Written exercise »
Seek out every line containing the word "无视异常", and copy each.

Entries »
—————
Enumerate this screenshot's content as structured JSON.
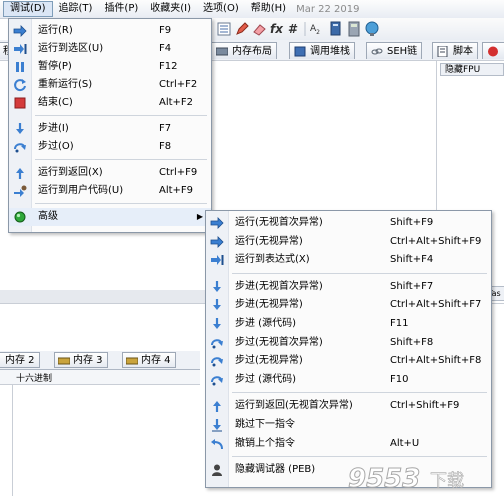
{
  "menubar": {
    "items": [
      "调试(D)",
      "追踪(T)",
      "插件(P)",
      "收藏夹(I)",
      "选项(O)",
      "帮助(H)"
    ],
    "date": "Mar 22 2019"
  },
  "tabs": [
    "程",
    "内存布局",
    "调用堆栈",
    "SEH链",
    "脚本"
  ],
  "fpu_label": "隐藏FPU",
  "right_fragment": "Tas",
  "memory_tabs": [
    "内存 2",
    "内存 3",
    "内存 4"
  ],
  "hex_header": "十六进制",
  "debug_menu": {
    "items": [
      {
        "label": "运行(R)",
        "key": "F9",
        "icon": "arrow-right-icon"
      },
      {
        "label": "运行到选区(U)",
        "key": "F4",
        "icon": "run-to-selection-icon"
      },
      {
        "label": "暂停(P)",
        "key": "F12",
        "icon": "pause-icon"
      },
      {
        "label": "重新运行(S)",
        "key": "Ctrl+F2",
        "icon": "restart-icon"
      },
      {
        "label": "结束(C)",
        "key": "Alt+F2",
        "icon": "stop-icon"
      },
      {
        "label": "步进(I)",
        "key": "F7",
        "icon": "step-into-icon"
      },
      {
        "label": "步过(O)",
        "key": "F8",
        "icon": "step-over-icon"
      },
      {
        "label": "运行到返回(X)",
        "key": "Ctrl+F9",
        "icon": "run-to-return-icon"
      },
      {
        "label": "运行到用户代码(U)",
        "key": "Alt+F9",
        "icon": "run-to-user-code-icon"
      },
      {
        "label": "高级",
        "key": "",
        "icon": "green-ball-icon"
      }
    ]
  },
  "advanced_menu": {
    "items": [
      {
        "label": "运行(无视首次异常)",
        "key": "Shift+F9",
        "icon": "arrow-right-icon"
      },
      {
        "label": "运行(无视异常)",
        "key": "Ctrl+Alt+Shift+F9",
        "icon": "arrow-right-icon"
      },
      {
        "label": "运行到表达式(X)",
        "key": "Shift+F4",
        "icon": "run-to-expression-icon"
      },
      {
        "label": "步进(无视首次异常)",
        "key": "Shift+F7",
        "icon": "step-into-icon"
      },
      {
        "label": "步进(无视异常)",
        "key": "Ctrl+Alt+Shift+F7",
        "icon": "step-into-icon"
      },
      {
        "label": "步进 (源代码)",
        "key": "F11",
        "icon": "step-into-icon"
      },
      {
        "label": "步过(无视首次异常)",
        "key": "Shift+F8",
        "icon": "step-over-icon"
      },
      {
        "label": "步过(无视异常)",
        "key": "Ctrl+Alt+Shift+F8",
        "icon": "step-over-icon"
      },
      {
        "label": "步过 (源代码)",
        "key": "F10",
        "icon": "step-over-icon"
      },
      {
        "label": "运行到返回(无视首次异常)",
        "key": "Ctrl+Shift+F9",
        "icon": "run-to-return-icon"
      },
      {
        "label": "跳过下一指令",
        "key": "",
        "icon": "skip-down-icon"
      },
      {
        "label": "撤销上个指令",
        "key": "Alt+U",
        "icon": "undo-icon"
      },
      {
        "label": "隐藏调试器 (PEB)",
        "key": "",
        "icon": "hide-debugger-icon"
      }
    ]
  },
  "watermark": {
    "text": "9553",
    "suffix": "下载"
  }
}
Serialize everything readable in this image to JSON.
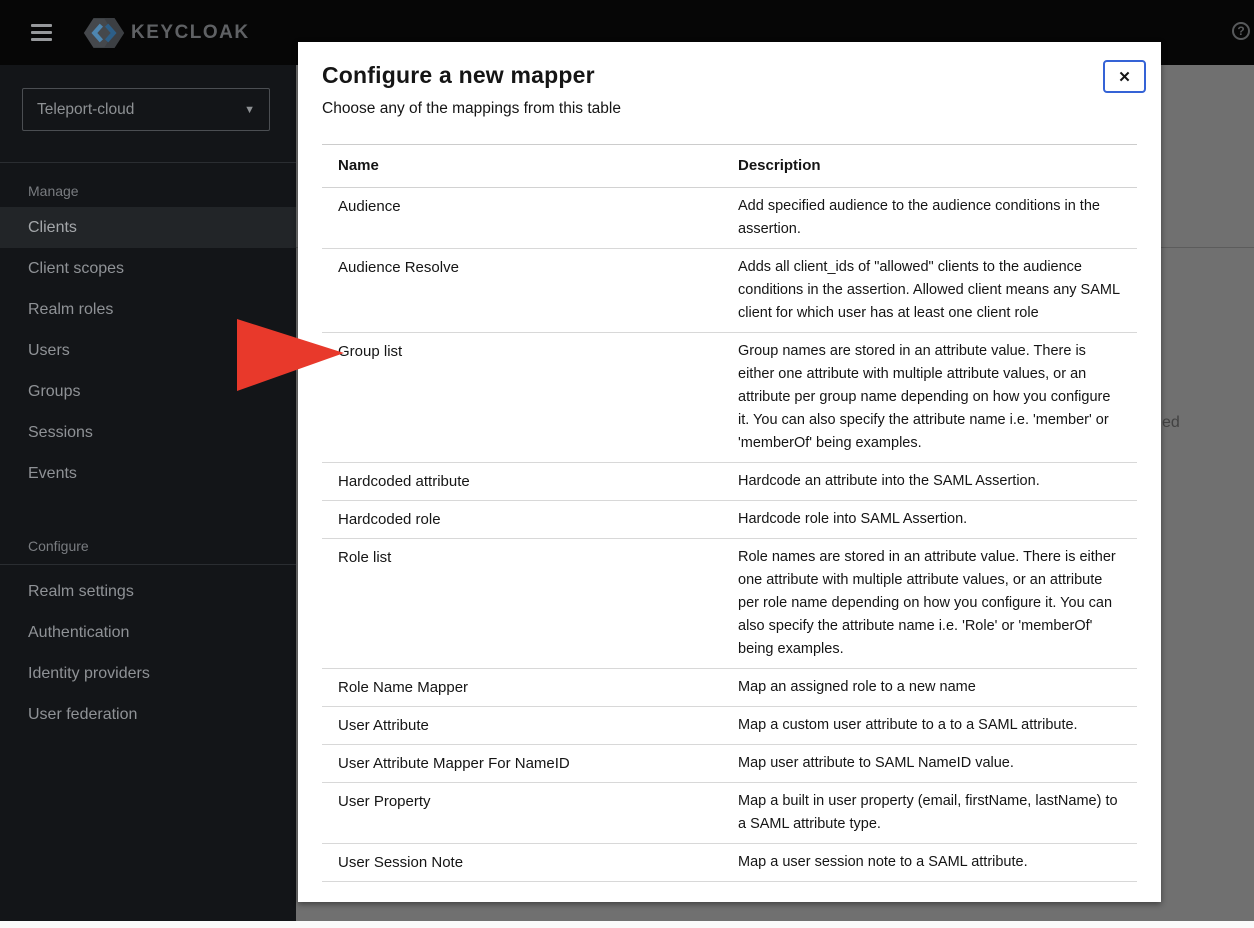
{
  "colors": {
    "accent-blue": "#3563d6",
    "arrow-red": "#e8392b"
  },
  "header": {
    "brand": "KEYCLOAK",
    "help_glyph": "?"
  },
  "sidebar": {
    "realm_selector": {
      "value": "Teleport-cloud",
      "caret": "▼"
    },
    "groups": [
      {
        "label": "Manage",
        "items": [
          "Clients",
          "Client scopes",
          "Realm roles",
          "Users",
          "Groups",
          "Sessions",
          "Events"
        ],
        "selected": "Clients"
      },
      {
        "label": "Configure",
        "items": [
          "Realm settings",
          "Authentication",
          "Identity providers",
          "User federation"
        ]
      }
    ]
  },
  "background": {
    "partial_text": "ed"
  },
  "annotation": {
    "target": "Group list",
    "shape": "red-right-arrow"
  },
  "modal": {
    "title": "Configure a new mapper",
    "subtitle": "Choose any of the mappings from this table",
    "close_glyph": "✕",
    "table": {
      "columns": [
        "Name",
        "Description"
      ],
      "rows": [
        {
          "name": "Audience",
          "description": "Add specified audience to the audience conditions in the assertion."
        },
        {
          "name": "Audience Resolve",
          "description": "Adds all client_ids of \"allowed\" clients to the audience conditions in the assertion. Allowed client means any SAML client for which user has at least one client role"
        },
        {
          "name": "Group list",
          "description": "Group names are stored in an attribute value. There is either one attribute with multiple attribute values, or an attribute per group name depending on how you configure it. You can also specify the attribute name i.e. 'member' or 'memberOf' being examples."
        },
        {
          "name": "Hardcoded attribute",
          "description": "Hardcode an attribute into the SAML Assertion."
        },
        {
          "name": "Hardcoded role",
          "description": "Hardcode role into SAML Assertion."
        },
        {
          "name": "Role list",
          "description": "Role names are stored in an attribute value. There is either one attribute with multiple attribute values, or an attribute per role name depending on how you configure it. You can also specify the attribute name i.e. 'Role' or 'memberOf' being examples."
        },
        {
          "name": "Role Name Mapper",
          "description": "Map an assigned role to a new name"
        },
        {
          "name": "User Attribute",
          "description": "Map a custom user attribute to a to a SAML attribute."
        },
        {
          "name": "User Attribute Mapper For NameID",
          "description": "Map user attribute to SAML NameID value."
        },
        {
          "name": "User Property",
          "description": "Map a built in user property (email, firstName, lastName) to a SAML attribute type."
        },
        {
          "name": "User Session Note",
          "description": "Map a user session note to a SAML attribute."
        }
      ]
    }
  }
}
—————
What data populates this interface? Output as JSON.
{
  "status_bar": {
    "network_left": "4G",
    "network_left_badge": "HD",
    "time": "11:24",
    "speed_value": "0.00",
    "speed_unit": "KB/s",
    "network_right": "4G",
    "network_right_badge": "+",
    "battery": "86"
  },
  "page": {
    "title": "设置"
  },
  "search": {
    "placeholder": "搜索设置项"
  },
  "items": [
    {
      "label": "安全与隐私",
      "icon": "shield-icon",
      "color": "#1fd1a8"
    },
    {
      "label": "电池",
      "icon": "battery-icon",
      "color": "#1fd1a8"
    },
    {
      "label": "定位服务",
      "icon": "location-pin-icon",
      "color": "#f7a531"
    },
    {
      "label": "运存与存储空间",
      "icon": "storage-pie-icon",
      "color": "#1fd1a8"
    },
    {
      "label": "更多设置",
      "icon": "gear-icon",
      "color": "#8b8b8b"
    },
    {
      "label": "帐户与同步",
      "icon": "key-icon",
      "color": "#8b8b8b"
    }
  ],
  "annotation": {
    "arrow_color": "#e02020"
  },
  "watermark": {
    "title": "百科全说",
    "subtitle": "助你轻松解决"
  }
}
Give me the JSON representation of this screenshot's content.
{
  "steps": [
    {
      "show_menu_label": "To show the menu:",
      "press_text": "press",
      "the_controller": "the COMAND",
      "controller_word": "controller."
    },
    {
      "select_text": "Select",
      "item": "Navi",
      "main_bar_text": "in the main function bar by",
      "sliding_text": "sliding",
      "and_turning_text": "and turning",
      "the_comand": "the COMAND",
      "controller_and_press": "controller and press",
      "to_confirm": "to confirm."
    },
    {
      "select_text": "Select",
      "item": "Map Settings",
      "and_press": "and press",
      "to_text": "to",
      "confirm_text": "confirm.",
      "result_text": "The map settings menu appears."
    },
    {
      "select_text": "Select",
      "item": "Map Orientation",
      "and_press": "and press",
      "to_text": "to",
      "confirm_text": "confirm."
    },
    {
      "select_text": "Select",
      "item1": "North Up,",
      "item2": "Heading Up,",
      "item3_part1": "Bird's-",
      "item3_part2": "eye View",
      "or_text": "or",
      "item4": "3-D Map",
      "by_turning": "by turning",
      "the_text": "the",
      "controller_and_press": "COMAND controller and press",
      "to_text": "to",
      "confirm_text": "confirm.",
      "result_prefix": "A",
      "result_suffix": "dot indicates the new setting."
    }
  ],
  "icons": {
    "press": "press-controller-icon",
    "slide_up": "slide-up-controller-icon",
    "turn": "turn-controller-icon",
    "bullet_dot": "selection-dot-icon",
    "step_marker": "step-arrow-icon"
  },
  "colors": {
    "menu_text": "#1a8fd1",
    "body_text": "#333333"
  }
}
—————
Exercise response »
        "label": "运行(无视异常)",
        "label": "步进(无视异常)",
        "label": "步过(无视异常)",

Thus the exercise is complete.